__Work instructions__. Reproduce the material below verbatim, starting at the line containing "range-gate [307, 270, 310, 276]" and ending at the line containing "range-gate [124, 518, 138, 530]", both included.

##### Record excerpts #####

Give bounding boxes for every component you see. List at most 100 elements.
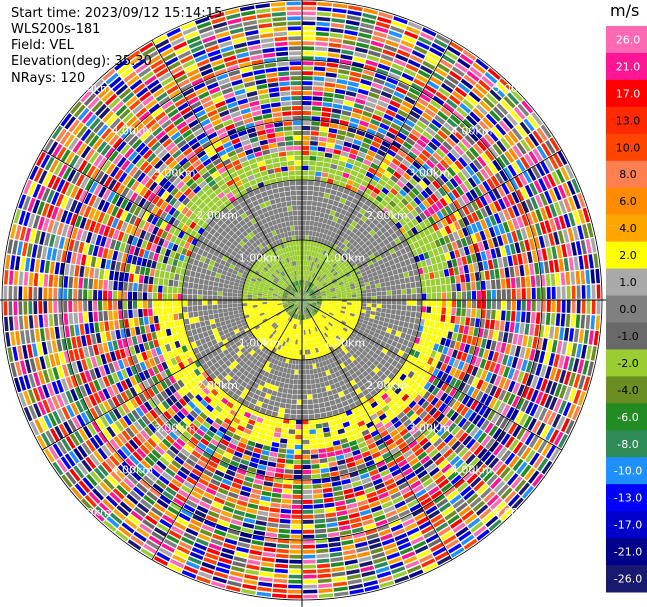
range-gate [307, 270, 310, 276]
range-gate [345, 322, 351, 328]
range-gate [216, 326, 223, 333]
range-gate [361, 514, 373, 521]
range-gate [316, 336, 321, 342]
range-gate [229, 397, 237, 405]
range-gate [325, 263, 330, 269]
range-gate [376, 149, 386, 157]
range-gate [430, 193, 439, 203]
range-gate [260, 369, 266, 376]
range-gate [344, 426, 352, 433]
range-gate [465, 317, 471, 326]
range-gate [258, 459, 268, 466]
range-gate [303, 309, 306, 315]
range-gate [302, 454, 311, 460]
range-gate [279, 518, 291, 524]
range-gate [299, 340, 302, 345]
range-gate [457, 141, 468, 153]
range-gate [404, 259, 411, 266]
range-gate [365, 337, 371, 344]
range-gate [148, 535, 162, 546]
range-gate [571, 242, 577, 256]
range-gate [475, 171, 486, 183]
range-gate [297, 304, 300, 310]
range-gate [352, 275, 358, 281]
range-gate [422, 163, 432, 173]
range-gate [315, 533, 327, 539]
range-gate [387, 442, 397, 451]
range-gate [336, 191, 343, 198]
range-gate [496, 156, 506, 169]
range-gate [211, 409, 220, 417]
range-gate [483, 470, 495, 483]
range-gate [485, 339, 492, 350]
range-gate [313, 186, 320, 192]
range-gate [541, 248, 548, 261]
range-gate [443, 102, 455, 113]
range-gate [256, 416, 264, 423]
range-gate [336, 365, 342, 371]
range-gate [325, 359, 331, 365]
range-gate [124, 518, 138, 530]
range-gate [361, 163, 370, 171]
range-gate [375, 311, 381, 317]
range-gate [347, 573, 361, 580]
range-gate [345, 564, 359, 571]
range-gate [235, 504, 247, 512]
range-gate [277, 327, 282, 333]
range-gate [405, 137, 416, 146]
range-gate [260, 454, 269, 461]
range-gate [428, 341, 435, 350]
range-gate [315, 231, 320, 238]
range-gate [411, 226, 418, 235]
range-gate [297, 394, 302, 400]
range-gate [465, 95, 478, 107]
range-gate [354, 51, 367, 59]
range-gate [65, 471, 77, 485]
range-gate [419, 370, 427, 379]
range-gate [488, 519, 502, 532]
range-gate [415, 385, 423, 394]
range-gate [343, 34, 357, 41]
range-gate [324, 507, 336, 513]
range-gate [354, 335, 361, 341]
range-gate [250, 430, 259, 438]
range-gate [159, 494, 172, 505]
range-gate [519, 346, 526, 359]
range-gate [407, 476, 419, 485]
range-gate [323, 262, 329, 268]
range-gate [291, 509, 302, 514]
range-gate [317, 443, 326, 449]
range-gate [172, 427, 182, 437]
range-gate [380, 469, 391, 477]
range-gate [313, 86, 324, 92]
range-gate [79, 385, 88, 398]
range-gate [265, 314, 271, 319]
range-gate [532, 420, 542, 434]
range-gate [358, 338, 365, 344]
range-gate [303, 280, 305, 286]
range-gate [376, 409, 384, 417]
range-gate [249, 435, 258, 442]
range-gate [267, 344, 272, 351]
range-gate [311, 328, 315, 334]
range-gate [488, 329, 494, 340]
range-gate [344, 559, 358, 566]
range-gate [302, 514, 314, 519]
range-gate [448, 398, 457, 408]
range-gate [140, 498, 153, 510]
range-gate [446, 292, 452, 300]
range-gate [370, 429, 380, 438]
range-gate [168, 530, 182, 540]
range-gate [512, 145, 523, 158]
range-gate [435, 91, 448, 102]
range-gate [355, 541, 368, 548]
range-gate [154, 431, 165, 441]
range-gate [407, 21, 423, 30]
range-gate [152, 365, 160, 375]
range-gate [319, 377, 324, 383]
range-gate [494, 172, 504, 185]
range-gate [295, 303, 299, 308]
range-gate [311, 277, 315, 283]
range-gate [198, 571, 213, 580]
range-gate [315, 281, 320, 286]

#####

__Completed task__.
range-gate [307, 270, 310, 276]
range-gate [345, 322, 351, 328]
range-gate [216, 326, 223, 333]
range-gate [361, 514, 373, 521]
range-gate [316, 336, 321, 342]
range-gate [229, 397, 237, 405]
range-gate [325, 263, 330, 269]
range-gate [376, 149, 386, 157]
range-gate [430, 193, 439, 203]
range-gate [260, 369, 266, 376]
range-gate [344, 426, 352, 433]
range-gate [465, 317, 471, 326]
range-gate [258, 459, 268, 466]
range-gate [303, 309, 306, 315]
range-gate [302, 454, 311, 460]
range-gate [279, 518, 291, 524]
range-gate [299, 340, 302, 345]
range-gate [457, 141, 468, 153]
range-gate [404, 259, 411, 266]
range-gate [365, 337, 371, 344]
range-gate [148, 535, 162, 546]
range-gate [571, 242, 577, 256]
range-gate [475, 171, 486, 183]
range-gate [297, 304, 300, 310]
range-gate [352, 275, 358, 281]
range-gate [422, 163, 432, 173]
range-gate [315, 533, 327, 539]
range-gate [387, 442, 397, 451]
range-gate [336, 191, 343, 198]
range-gate [496, 156, 506, 169]
range-gate [211, 409, 220, 417]
range-gate [483, 470, 495, 483]
range-gate [485, 339, 492, 350]
range-gate [313, 186, 320, 192]
range-gate [541, 248, 548, 261]
range-gate [443, 102, 455, 113]
range-gate [256, 416, 264, 423]
range-gate [336, 365, 342, 371]
range-gate [325, 359, 331, 365]
range-gate [124, 518, 138, 530]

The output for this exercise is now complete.